WORK INSTRUCTIONS: Scan the records below for lines with the word "name", then state how many you find and nothing else.
.....
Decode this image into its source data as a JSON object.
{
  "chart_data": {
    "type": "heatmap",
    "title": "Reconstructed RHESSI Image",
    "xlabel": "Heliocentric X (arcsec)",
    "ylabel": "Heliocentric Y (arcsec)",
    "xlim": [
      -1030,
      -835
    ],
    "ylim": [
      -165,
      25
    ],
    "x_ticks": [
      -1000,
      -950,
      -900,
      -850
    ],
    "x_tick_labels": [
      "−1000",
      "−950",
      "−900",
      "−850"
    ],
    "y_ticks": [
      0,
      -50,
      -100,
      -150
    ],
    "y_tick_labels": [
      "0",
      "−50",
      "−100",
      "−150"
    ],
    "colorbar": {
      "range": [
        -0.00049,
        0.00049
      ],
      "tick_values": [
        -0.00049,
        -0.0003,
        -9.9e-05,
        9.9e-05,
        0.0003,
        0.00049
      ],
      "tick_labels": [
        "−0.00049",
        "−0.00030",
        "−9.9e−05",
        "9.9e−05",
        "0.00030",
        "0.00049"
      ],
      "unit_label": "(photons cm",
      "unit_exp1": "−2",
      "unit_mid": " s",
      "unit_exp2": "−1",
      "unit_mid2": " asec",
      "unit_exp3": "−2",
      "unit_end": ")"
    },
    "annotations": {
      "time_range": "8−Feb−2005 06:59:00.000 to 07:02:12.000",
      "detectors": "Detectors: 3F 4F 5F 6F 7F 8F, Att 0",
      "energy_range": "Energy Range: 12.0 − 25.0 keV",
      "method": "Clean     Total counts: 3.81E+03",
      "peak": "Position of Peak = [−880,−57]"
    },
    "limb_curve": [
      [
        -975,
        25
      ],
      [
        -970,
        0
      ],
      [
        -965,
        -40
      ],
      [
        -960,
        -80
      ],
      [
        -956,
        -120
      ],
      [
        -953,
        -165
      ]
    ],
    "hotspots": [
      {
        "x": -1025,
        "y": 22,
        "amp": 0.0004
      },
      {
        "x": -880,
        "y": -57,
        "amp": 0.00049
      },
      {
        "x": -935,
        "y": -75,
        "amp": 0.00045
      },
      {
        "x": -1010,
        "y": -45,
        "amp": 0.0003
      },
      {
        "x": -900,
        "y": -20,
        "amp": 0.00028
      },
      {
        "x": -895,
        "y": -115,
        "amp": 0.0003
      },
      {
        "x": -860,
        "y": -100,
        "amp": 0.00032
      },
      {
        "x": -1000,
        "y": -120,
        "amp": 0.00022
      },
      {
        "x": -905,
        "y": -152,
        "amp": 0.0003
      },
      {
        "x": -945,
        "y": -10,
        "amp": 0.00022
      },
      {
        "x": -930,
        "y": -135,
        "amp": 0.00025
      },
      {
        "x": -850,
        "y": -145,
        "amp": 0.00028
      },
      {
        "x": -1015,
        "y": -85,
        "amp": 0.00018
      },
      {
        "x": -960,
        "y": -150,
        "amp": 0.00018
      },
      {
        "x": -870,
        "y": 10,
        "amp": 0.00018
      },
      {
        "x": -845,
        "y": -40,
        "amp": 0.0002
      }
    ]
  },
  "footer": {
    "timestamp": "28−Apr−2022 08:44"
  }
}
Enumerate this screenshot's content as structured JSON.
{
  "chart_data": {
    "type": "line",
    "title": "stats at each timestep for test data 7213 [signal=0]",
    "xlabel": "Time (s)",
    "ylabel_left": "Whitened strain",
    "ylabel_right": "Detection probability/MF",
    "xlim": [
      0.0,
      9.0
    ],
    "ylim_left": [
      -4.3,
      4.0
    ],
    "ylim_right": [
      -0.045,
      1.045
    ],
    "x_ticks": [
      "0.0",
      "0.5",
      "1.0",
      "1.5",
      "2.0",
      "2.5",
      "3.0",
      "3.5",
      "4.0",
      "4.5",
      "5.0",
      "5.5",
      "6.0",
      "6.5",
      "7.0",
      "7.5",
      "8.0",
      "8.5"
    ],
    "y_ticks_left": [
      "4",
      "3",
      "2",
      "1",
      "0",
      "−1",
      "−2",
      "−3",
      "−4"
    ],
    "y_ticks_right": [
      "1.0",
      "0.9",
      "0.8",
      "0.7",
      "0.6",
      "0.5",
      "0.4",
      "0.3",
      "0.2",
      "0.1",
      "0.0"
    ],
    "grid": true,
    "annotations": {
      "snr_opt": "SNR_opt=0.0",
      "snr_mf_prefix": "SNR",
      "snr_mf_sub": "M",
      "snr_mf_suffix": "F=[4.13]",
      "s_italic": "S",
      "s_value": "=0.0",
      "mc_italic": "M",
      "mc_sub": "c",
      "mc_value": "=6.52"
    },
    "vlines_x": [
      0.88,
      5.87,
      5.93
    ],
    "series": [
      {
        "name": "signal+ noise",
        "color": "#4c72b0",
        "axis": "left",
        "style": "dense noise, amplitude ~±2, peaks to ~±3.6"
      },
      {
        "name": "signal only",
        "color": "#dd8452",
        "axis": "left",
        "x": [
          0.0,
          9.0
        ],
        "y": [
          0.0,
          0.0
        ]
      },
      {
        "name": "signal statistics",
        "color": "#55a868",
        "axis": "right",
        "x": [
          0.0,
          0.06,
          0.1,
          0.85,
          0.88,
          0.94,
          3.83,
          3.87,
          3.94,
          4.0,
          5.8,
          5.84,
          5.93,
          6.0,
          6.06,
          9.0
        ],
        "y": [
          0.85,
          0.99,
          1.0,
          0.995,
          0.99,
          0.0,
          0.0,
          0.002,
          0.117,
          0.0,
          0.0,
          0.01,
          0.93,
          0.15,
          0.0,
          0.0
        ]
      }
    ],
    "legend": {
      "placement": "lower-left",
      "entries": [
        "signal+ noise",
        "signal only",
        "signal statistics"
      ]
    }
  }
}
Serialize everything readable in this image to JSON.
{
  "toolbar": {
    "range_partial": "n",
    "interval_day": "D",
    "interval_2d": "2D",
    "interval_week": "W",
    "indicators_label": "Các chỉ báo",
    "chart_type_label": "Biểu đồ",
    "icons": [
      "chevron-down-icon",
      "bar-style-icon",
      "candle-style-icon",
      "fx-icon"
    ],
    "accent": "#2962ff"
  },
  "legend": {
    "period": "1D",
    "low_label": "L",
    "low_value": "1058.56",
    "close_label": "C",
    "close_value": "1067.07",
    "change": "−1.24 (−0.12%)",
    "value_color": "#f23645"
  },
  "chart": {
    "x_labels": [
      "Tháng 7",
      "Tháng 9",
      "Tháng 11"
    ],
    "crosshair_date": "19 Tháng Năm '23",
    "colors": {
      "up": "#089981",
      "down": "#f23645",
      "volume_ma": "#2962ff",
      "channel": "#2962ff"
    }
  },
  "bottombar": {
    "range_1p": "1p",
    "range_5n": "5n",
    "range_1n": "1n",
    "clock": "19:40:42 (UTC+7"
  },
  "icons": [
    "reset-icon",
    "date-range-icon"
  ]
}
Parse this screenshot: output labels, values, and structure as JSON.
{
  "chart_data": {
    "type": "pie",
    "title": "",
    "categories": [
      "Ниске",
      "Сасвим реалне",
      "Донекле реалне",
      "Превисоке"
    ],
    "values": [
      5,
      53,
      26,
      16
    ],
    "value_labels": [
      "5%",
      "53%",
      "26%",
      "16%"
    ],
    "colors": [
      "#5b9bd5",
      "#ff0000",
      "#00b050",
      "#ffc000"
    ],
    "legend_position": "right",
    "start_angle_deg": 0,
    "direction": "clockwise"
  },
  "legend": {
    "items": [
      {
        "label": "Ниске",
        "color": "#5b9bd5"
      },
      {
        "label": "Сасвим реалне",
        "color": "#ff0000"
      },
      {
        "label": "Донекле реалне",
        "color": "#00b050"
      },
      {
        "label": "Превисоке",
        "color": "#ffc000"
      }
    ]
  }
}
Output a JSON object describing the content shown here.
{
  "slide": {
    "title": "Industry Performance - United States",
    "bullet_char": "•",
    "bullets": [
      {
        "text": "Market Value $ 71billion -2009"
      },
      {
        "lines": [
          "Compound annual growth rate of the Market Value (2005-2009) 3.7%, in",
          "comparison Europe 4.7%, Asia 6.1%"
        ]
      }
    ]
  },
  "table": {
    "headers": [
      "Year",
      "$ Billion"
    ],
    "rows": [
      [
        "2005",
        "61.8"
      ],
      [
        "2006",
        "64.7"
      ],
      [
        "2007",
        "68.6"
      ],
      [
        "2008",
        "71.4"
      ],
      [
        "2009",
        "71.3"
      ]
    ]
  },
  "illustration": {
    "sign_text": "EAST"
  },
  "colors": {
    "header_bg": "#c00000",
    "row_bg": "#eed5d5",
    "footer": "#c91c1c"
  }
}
.....
TASK SOLUTION: 3